• **Working data**
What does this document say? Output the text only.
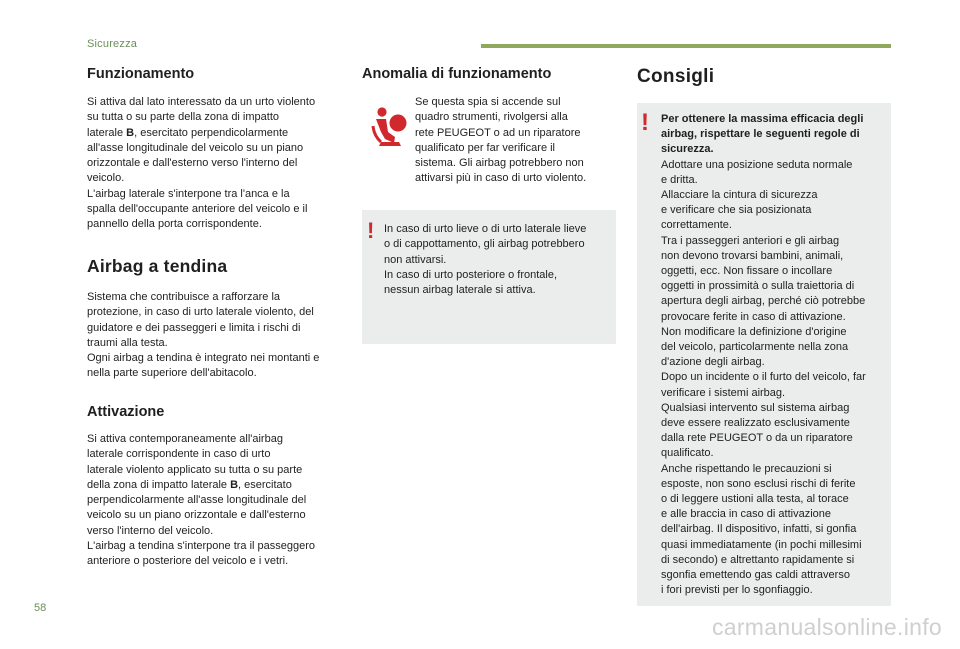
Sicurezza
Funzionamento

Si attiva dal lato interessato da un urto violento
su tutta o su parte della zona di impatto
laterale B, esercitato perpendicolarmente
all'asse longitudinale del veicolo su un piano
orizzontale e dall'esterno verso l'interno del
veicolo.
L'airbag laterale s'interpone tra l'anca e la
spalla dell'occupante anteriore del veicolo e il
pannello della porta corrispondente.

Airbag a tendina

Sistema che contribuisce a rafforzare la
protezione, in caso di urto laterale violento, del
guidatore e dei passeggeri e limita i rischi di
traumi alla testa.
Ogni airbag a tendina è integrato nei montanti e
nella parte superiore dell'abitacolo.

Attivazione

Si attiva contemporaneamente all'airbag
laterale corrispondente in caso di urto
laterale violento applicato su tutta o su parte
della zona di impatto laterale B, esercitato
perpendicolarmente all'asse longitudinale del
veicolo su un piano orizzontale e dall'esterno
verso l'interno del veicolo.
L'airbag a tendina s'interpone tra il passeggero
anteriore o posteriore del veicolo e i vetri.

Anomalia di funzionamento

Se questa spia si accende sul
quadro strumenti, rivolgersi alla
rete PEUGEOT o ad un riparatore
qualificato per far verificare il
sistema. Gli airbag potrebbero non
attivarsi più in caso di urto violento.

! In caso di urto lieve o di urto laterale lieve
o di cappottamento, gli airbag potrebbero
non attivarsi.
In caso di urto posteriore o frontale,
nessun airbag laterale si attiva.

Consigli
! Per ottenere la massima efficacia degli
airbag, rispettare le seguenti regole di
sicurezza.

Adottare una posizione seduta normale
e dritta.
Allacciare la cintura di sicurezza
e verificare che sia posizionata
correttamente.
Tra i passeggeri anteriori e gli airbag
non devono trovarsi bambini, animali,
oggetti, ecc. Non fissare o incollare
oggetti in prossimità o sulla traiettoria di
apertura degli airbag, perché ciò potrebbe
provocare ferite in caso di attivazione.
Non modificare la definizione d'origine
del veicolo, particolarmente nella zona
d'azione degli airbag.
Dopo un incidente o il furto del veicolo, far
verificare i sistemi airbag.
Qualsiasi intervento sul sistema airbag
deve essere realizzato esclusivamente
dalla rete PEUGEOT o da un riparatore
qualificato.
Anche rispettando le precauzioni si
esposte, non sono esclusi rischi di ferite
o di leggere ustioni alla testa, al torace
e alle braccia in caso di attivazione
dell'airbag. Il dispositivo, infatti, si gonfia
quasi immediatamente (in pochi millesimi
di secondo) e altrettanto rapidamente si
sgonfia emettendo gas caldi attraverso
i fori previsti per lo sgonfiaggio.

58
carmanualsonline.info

• **Requirements**
The listing above must be printed again exactly, minus its pictures.

• **Exercise answer**
What does this document say? Output the text only.
Sicurezza
Funzionamento

Si attiva dal lato interessato da un urto violento
su tutta o su parte della zona di impatto
laterale B, esercitato perpendicolarmente
all'asse longitudinale del veicolo su un piano
orizzontale e dall'esterno verso l'interno del
veicolo.
L'airbag laterale s'interpone tra l'anca e la
spalla dell'occupante anteriore del veicolo e il
pannello della porta corrispondente.

Airbag a tendina

Sistema che contribuisce a rafforzare la
protezione, in caso di urto laterale violento, del
guidatore e dei passeggeri e limita i rischi di
traumi alla testa.
Ogni airbag a tendina è integrato nei montanti e
nella parte superiore dell'abitacolo.

Attivazione

Si attiva contemporaneamente all'airbag
laterale corrispondente in caso di urto
laterale violento applicato su tutta o su parte
della zona di impatto laterale B, esercitato
perpendicolarmente all'asse longitudinale del
veicolo su un piano orizzontale e dall'esterno
verso l'interno del veicolo.
L'airbag a tendina s'interpone tra il passeggero
anteriore o posteriore del veicolo e i vetri.

Anomalia di funzionamento

Se questa spia si accende sul
quadro strumenti, rivolgersi alla
rete PEUGEOT o ad un riparatore
qualificato per far verificare il
sistema. Gli airbag potrebbero non
attivarsi più in caso di urto violento.

! In caso di urto lieve o di urto laterale lieve
o di cappottamento, gli airbag potrebbero
non attivarsi.
In caso di urto posteriore o frontale,
nessun airbag laterale si attiva.

Consigli
! Per ottenere la massima efficacia degli
airbag, rispettare le seguenti regole di
sicurezza.

Adottare una posizione seduta normale
e dritta.
Allacciare la cintura di sicurezza
e verificare che sia posizionata
correttamente.
Tra i passeggeri anteriori e gli airbag
non devono trovarsi bambini, animali,
oggetti, ecc. Non fissare o incollare
oggetti in prossimità o sulla traiettoria di
apertura degli airbag, perché ciò potrebbe
provocare ferite in caso di attivazione.
Non modificare la definizione d'origine
del veicolo, particolarmente nella zona
d'azione degli airbag.
Dopo un incidente o il furto del veicolo, far
verificare i sistemi airbag.
Qualsiasi intervento sul sistema airbag
deve essere realizzato esclusivamente
dalla rete PEUGEOT o da un riparatore
qualificato.
Anche rispettando le precauzioni si
esposte, non sono esclusi rischi di ferite
o di leggere ustioni alla testa, al torace
e alle braccia in caso di attivazione
dell'airbag. Il dispositivo, infatti, si gonfia
quasi immediatamente (in pochi millesimi
di secondo) e altrettanto rapidamente si
sgonfia emettendo gas caldi attraverso
i fori previsti per lo sgonfiaggio.

58
carmanualsonline.info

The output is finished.